_Task requirements_
Check each line of the records below and collect those that include the word "exhaust".
* * *
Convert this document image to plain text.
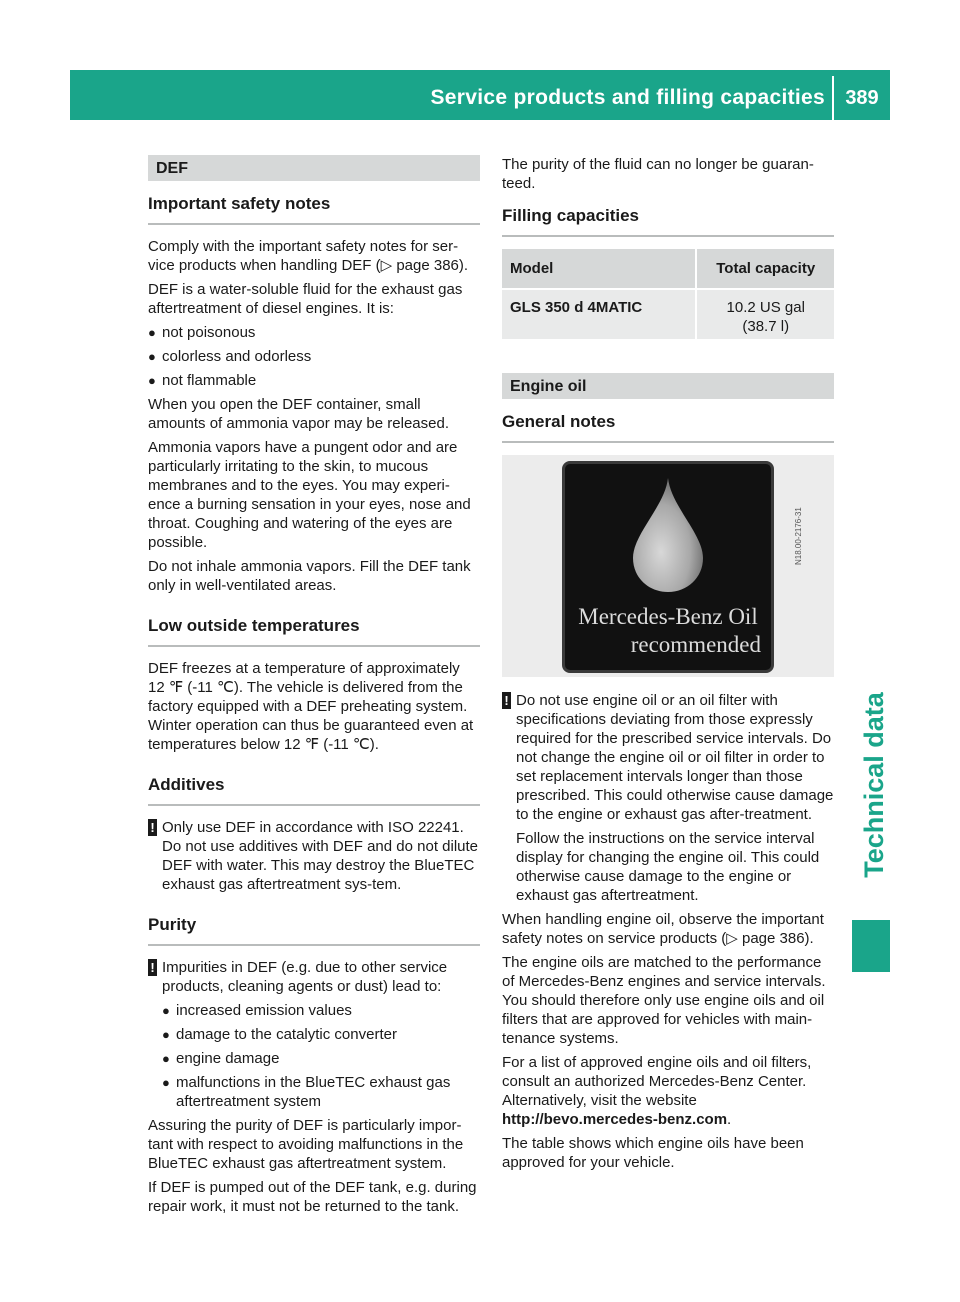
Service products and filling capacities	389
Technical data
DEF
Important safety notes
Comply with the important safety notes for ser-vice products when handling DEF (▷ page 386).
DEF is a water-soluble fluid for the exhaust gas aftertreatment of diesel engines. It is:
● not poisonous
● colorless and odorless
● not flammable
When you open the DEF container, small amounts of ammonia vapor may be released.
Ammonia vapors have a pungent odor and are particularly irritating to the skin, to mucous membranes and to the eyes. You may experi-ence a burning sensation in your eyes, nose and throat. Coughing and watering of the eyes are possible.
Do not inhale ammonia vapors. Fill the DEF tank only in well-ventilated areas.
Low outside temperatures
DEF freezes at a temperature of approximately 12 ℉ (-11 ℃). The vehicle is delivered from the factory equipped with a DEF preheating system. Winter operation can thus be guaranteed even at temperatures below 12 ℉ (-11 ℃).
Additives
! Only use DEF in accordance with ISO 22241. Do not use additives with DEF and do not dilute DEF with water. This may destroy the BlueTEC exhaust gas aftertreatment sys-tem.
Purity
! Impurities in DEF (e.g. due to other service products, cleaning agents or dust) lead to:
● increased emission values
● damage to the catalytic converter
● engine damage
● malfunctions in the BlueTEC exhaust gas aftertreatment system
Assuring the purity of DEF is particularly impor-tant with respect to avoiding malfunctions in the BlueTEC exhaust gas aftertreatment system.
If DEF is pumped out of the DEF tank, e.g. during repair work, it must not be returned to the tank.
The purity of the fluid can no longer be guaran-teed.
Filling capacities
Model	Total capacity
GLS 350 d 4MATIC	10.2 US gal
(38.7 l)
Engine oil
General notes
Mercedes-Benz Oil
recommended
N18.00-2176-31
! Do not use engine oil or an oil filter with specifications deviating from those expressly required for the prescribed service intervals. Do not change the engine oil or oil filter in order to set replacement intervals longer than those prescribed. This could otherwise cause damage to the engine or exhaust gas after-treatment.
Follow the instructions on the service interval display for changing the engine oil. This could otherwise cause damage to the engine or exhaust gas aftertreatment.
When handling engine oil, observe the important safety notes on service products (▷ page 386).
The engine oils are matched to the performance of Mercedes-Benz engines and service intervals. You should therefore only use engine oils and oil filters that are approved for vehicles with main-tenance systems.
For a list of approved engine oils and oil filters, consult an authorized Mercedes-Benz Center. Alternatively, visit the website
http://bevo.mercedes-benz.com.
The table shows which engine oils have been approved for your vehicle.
* * *
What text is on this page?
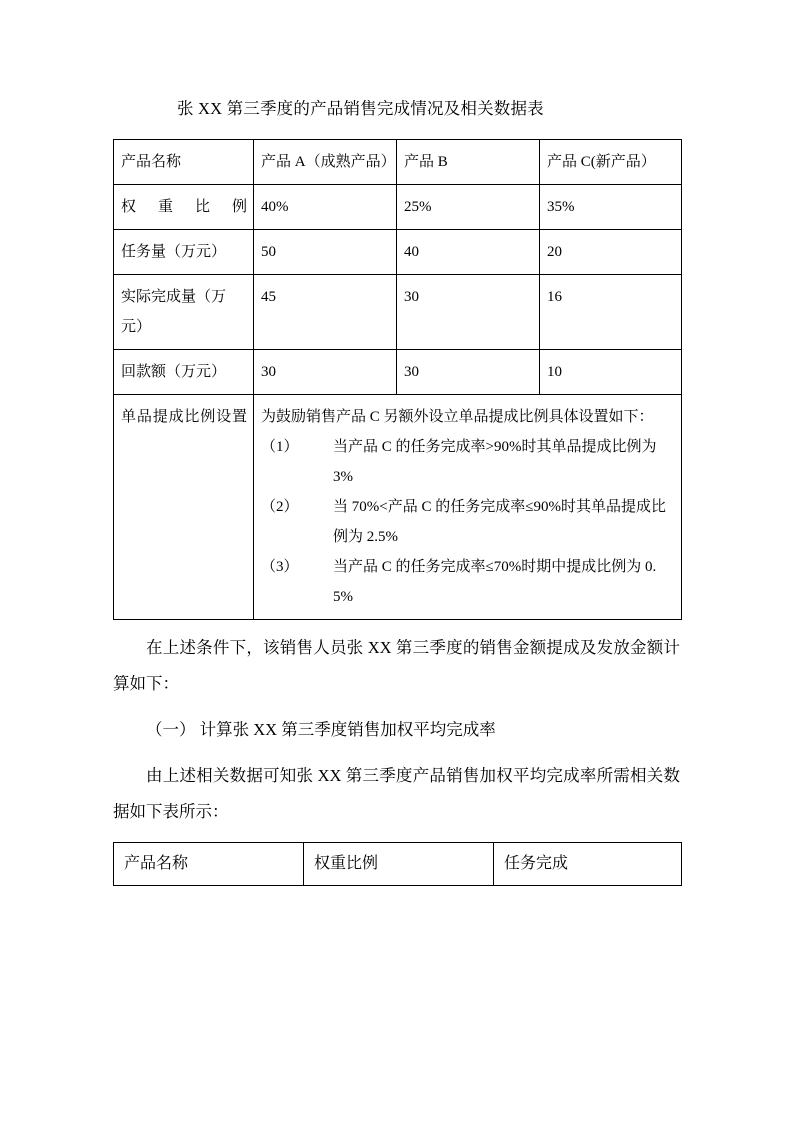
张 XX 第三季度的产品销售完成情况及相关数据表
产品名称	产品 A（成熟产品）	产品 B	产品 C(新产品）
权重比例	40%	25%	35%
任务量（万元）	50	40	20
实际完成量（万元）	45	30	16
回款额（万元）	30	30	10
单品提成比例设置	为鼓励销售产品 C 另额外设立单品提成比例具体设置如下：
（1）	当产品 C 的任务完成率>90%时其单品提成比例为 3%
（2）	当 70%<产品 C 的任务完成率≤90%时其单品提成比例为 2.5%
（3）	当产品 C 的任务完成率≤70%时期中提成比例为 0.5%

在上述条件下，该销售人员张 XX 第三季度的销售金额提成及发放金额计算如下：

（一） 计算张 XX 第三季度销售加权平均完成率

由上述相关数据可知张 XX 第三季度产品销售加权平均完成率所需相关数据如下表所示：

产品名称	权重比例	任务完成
* * *
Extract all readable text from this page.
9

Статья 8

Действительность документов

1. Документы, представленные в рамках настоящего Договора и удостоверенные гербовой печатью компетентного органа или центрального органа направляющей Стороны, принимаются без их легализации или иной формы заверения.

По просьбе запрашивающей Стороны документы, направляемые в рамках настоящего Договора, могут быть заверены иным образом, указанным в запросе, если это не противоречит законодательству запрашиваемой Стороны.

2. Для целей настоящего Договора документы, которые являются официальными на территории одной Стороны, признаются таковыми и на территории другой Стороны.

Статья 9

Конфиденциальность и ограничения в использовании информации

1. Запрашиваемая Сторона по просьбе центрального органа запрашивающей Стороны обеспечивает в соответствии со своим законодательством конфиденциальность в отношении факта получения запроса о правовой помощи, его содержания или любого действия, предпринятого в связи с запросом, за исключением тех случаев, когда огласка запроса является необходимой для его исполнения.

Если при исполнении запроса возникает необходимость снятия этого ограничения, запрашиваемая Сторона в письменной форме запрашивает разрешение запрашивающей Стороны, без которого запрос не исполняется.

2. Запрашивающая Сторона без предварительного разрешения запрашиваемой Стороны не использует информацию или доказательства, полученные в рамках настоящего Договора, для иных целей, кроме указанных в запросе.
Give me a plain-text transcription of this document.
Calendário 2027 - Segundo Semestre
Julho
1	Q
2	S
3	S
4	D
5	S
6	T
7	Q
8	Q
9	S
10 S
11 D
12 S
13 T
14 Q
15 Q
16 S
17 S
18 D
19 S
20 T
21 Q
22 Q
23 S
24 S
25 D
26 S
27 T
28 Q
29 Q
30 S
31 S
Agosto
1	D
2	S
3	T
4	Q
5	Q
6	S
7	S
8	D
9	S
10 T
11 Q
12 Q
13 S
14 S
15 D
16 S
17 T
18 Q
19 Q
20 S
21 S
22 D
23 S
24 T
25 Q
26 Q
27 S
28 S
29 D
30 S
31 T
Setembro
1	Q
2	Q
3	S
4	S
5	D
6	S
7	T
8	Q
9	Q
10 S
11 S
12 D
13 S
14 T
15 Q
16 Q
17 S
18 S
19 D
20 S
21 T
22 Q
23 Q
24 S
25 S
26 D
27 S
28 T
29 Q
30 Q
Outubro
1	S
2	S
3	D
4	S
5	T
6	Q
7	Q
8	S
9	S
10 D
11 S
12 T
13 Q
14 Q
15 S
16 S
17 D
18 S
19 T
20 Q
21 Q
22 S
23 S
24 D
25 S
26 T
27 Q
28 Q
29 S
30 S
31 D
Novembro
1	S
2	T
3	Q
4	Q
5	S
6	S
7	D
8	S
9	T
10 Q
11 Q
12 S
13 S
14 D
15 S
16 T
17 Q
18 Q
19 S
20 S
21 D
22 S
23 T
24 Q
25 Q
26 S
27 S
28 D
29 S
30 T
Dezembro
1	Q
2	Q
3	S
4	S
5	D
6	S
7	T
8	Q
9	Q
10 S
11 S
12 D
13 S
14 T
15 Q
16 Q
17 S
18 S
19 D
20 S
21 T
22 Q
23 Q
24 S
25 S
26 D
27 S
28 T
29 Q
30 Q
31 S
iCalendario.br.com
* * *
_Answer to the exercise_
DEF is a water-soluble fluid for the exhaust gas aftertreatment of diesel engines. It is:
! Only use DEF in accordance with ISO 22241. Do not use additives with DEF and do not dilute DEF with water. This may destroy the BlueTEC exhaust gas aftertreatment sys-tem.
● malfunctions in the BlueTEC exhaust gas aftertreatment system
Assuring the purity of DEF is particularly impor-tant with respect to avoiding malfunctions in the BlueTEC exhaust gas aftertreatment system.
! Do not use engine oil or an oil filter with specifications deviating from those expressly required for the prescribed service intervals. Do not change the engine oil or oil filter in order to set replacement intervals longer than those prescribed. This could otherwise cause damage to the engine or exhaust gas after-treatment.
Follow the instructions on the service interval display for changing the engine oil. This could otherwise cause damage to the engine or exhaust gas aftertreatment.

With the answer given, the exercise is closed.